**What is needed:** Collect the lines of the entries where "движения" shows up.

**Raw records:**
--*--

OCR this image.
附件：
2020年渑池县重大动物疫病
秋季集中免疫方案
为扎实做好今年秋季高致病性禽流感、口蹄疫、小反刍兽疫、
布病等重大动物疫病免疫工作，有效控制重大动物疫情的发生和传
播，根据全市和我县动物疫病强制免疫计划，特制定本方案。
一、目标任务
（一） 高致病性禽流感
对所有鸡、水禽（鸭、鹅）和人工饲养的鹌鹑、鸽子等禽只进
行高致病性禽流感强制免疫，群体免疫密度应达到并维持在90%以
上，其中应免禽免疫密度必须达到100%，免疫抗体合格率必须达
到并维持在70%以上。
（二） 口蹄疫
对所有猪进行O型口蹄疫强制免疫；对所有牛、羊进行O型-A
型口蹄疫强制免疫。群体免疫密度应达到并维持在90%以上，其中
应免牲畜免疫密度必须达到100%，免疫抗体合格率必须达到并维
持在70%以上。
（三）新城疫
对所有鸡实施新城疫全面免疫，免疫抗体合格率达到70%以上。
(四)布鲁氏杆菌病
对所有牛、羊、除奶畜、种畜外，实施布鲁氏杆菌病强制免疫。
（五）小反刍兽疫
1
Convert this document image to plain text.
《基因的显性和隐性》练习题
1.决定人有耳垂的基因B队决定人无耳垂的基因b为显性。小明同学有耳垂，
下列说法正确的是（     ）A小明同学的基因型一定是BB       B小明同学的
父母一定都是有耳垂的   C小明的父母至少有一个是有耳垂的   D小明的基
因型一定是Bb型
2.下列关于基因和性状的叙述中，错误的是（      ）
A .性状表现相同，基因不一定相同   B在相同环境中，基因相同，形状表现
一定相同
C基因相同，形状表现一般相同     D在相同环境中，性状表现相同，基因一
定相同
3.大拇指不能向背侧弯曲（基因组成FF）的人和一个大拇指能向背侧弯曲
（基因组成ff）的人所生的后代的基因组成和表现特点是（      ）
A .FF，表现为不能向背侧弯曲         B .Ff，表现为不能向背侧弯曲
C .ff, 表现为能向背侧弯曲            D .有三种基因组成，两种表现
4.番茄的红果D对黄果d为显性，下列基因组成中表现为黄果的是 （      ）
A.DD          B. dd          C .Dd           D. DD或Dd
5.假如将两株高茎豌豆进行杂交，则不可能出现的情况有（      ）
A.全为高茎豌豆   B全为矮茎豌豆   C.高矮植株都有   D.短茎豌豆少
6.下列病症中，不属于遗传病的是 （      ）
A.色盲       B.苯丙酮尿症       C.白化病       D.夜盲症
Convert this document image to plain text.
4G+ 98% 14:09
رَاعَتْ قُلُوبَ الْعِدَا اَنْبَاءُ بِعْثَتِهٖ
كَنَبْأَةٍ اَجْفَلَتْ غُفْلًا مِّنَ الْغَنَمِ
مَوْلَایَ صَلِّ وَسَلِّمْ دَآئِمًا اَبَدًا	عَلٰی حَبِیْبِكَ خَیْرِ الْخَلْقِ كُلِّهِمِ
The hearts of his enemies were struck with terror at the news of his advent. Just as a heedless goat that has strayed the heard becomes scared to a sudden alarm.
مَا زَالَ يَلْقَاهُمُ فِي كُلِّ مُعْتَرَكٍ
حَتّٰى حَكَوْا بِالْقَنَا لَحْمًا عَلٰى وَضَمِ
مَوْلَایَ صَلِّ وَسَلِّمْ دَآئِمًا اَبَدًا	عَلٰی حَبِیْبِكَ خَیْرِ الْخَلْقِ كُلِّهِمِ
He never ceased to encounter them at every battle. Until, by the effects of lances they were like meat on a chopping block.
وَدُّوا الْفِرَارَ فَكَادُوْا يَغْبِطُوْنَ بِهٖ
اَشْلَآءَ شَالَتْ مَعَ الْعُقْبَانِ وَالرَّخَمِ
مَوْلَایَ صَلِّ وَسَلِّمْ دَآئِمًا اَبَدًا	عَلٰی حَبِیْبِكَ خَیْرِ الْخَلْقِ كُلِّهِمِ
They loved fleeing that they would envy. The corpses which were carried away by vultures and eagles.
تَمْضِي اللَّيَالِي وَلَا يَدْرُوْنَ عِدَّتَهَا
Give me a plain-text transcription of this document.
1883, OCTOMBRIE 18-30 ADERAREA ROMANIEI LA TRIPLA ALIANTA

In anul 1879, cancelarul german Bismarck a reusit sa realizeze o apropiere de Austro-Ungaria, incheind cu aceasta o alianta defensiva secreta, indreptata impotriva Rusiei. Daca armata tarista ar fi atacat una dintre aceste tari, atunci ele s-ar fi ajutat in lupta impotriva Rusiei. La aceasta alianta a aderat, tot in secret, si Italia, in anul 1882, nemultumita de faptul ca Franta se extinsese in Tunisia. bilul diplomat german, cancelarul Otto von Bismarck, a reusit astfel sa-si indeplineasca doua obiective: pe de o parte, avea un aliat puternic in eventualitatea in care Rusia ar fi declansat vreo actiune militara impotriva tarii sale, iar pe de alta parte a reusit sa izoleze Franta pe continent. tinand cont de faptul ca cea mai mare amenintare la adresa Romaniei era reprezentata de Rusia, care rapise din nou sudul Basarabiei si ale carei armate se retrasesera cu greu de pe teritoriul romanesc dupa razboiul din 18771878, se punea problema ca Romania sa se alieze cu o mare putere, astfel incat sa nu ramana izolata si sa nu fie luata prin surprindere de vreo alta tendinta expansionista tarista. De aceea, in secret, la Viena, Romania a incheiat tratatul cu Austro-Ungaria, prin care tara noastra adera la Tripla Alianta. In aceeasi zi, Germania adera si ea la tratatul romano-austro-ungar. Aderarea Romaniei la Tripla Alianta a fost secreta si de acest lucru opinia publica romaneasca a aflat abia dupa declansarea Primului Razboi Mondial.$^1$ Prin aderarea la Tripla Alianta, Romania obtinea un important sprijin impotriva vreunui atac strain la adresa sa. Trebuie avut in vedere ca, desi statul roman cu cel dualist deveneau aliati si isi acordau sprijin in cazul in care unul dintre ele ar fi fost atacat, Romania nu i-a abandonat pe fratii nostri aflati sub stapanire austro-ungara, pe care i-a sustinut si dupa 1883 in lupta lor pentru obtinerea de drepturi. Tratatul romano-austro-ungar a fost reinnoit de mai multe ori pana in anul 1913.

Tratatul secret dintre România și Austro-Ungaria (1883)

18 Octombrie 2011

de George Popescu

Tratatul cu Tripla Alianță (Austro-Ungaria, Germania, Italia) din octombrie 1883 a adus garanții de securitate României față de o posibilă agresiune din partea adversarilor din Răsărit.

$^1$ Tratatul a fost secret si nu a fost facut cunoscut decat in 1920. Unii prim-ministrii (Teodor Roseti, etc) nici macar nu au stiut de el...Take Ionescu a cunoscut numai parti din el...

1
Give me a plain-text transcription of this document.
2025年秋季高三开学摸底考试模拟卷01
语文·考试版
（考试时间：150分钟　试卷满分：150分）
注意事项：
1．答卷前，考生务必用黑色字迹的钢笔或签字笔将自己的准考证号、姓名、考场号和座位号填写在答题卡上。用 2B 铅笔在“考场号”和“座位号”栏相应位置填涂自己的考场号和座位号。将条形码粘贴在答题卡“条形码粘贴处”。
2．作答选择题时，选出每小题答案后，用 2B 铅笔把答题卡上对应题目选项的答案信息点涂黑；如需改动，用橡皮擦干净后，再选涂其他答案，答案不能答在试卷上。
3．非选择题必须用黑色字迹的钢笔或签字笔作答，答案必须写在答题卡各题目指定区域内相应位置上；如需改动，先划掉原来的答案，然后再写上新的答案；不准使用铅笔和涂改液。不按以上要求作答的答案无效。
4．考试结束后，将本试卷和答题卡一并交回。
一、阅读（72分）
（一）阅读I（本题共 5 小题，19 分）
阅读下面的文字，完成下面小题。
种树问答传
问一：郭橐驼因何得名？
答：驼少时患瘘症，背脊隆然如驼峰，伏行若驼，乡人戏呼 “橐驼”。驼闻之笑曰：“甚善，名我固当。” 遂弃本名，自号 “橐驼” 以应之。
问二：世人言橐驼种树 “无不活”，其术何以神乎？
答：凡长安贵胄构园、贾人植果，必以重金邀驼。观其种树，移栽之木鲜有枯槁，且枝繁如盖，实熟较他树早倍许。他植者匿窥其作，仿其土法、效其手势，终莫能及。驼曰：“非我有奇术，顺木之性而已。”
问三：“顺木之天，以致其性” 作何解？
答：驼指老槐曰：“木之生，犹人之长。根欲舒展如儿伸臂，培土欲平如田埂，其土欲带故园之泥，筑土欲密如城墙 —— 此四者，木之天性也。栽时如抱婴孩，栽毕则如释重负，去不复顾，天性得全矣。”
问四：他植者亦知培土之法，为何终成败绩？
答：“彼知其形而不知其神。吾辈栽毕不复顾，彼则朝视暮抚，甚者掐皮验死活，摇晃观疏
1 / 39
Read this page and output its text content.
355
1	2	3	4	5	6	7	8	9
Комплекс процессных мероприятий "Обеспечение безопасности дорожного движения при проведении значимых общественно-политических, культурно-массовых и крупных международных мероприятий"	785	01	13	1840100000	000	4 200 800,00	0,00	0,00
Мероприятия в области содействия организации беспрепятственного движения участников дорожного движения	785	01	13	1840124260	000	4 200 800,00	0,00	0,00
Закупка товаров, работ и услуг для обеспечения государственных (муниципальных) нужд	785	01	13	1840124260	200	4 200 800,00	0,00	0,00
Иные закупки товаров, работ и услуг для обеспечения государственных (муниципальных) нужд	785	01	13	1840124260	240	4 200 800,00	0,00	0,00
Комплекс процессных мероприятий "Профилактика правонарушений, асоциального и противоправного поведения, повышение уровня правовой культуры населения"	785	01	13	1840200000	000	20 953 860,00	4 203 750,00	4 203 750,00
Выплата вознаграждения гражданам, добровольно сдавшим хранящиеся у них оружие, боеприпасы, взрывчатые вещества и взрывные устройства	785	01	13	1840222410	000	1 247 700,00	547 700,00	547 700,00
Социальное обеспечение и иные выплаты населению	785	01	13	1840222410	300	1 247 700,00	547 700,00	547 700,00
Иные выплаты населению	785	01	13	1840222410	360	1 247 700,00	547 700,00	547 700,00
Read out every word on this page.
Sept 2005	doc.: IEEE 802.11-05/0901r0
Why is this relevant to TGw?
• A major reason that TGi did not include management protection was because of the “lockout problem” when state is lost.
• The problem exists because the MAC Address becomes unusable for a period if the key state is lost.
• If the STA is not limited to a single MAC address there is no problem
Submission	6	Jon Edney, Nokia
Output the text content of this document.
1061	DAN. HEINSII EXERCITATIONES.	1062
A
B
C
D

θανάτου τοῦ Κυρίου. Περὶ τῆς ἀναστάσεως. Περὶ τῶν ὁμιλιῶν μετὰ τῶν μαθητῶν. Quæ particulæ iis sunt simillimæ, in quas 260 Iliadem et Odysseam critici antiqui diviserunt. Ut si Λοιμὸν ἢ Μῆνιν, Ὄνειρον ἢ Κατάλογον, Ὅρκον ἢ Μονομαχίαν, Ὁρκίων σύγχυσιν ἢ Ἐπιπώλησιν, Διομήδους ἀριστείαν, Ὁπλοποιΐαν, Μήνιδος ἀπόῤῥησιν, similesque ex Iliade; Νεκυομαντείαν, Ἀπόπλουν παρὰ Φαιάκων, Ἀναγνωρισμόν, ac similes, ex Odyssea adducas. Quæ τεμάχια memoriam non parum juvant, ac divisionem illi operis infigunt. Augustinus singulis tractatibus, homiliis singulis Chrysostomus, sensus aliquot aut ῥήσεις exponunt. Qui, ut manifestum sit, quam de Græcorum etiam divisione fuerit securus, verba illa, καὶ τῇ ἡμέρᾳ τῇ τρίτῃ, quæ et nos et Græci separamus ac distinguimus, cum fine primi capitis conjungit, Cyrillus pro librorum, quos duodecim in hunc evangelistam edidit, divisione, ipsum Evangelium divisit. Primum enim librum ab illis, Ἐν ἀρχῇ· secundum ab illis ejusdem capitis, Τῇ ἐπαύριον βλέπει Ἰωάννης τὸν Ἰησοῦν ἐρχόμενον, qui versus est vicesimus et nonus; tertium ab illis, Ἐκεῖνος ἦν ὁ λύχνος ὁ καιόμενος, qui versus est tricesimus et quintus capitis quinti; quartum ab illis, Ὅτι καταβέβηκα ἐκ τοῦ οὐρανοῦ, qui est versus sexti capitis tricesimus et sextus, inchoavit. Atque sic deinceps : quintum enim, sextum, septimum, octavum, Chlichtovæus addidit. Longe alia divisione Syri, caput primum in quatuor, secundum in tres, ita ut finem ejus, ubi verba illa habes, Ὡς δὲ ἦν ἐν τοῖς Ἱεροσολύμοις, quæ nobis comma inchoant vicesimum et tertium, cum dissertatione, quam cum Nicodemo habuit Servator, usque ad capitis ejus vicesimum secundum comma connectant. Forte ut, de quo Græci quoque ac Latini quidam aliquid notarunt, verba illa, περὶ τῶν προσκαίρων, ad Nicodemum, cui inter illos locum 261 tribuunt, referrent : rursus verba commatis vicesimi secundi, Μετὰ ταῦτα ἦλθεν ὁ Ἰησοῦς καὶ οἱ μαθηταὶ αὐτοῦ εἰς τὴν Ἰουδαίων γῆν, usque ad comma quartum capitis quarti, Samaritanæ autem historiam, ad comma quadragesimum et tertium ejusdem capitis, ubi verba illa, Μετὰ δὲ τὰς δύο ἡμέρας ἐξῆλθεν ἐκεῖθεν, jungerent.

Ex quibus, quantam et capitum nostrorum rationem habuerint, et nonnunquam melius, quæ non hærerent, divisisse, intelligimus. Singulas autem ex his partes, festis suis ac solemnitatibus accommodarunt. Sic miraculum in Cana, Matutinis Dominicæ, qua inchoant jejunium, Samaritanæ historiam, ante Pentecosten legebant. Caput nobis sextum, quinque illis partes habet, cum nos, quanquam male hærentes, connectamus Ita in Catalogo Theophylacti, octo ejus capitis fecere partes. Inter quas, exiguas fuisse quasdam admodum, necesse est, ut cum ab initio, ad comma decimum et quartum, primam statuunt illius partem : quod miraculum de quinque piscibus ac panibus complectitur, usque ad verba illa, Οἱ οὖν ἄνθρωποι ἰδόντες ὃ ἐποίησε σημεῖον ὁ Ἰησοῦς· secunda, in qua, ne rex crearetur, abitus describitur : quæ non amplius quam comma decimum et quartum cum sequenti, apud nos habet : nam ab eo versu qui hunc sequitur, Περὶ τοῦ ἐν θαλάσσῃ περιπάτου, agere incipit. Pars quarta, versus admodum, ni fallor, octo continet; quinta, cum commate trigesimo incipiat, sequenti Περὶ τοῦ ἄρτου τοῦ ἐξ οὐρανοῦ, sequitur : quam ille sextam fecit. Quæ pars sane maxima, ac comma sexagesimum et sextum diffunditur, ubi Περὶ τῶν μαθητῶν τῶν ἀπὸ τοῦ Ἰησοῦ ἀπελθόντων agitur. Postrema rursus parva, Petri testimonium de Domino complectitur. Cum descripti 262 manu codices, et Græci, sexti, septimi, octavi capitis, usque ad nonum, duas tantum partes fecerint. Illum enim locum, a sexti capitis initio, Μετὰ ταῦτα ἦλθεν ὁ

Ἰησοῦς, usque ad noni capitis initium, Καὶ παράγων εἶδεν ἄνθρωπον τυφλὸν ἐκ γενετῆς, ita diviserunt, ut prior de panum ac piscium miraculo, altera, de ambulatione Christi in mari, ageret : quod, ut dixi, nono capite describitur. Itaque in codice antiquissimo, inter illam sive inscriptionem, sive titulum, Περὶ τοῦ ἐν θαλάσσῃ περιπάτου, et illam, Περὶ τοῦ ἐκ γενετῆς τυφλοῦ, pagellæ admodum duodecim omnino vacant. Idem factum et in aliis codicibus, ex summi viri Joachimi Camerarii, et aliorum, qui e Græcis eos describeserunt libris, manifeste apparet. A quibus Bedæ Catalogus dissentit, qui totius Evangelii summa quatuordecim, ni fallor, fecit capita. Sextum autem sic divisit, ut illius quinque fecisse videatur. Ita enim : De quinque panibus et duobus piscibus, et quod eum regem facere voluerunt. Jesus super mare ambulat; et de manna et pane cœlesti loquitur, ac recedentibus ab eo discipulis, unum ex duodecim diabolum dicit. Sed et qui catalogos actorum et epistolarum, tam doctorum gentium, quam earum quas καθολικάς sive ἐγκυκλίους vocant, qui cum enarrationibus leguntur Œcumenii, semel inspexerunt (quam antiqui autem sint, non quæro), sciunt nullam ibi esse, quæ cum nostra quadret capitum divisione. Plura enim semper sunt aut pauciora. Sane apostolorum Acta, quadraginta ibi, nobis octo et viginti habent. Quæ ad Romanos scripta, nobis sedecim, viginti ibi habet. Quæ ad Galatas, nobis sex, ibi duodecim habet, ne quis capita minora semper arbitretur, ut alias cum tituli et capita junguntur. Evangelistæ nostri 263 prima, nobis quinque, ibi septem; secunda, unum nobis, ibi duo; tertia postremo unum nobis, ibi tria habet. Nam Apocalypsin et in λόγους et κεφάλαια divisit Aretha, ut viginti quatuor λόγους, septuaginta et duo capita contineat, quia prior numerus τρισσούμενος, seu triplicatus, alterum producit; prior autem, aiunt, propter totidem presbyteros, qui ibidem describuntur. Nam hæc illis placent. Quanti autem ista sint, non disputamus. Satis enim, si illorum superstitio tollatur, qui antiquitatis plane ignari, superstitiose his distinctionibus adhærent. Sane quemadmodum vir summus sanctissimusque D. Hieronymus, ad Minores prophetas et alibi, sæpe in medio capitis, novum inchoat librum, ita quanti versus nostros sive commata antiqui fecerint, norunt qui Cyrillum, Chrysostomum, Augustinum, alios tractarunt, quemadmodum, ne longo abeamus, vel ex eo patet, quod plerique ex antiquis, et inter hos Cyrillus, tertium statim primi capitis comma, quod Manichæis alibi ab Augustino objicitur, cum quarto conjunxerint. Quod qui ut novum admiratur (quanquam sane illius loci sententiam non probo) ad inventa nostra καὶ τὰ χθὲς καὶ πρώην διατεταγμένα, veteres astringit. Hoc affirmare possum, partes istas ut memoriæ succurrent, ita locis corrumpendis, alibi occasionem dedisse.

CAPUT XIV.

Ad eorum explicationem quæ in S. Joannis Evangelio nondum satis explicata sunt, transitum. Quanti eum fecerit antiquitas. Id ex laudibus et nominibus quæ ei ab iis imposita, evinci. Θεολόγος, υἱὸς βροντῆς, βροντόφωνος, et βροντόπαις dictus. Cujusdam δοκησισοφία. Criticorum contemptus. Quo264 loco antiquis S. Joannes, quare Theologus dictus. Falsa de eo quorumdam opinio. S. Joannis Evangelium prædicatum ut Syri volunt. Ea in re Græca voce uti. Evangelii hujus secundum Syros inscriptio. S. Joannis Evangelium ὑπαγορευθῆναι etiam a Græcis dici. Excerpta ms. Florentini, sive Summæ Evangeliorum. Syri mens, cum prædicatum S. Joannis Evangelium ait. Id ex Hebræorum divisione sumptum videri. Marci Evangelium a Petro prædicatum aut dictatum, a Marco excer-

--*--

**Exercise result:**
Комплекс процессных мероприятий "Обеспечение безопасности дорожного движения при проведении значимых общественно-политических, культурно-массовых и крупных международных мероприятий"	785	01	13	1840100000	000	4 200 800,00	0,00	0,00
Мероприятия в области содействия организации беспрепятственного движения участников дорожного движения	785	01	13	1840124260	000	4 200 800,00	0,00	0,00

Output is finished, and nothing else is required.